**DATA EXTRACT:**

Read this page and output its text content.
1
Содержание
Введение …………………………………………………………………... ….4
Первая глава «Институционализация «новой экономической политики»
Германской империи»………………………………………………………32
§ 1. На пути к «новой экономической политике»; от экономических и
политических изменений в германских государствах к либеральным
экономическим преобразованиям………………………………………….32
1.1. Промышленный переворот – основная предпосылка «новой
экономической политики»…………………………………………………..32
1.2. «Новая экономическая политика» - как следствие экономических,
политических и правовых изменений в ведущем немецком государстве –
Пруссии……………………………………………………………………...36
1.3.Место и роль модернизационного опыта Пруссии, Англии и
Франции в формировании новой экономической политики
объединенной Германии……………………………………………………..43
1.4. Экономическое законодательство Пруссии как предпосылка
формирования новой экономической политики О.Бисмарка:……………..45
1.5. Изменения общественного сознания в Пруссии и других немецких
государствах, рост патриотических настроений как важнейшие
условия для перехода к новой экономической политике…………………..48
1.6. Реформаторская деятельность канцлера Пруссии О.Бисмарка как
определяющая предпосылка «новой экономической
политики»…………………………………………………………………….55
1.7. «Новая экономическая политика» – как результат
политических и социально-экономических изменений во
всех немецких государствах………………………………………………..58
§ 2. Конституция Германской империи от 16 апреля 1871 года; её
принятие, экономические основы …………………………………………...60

**TASK BRIEF:** Reproduce the data, keeping every line exactly the same.

**WRITTEN SOLUTION:**
Read this page and output its text content.
1
Содержание
Введение …………………………………………………………………... ….4
Первая глава «Институционализация «новой экономической политики»
Германской империи»………………………………………………………32
§ 1. На пути к «новой экономической политике»; от экономических и
политических изменений в германских государствах к либеральным
экономическим преобразованиям………………………………………….32
1.1. Промышленный переворот – основная предпосылка «новой
экономической политики»…………………………………………………..32
1.2. «Новая экономическая политика» - как следствие экономических,
политических и правовых изменений в ведущем немецком государстве –
Пруссии……………………………………………………………………...36
1.3.Место и роль модернизационного опыта Пруссии, Англии и
Франции в формировании новой экономической политики
объединенной Германии……………………………………………………..43
1.4. Экономическое законодательство Пруссии как предпосылка
формирования новой экономической политики О.Бисмарка:……………..45
1.5. Изменения общественного сознания в Пруссии и других немецких
государствах, рост патриотических настроений как важнейшие
условия для перехода к новой экономической политике…………………..48
1.6. Реформаторская деятельность канцлера Пруссии О.Бисмарка как
определяющая предпосылка «новой экономической
политики»…………………………………………………………………….55
1.7. «Новая экономическая политика» – как результат
политических и социально-экономических изменений во
всех немецких государствах………………………………………………..58
§ 2. Конституция Германской империи от 16 апреля 1871 года; её
принятие, экономические основы …………………………………………...60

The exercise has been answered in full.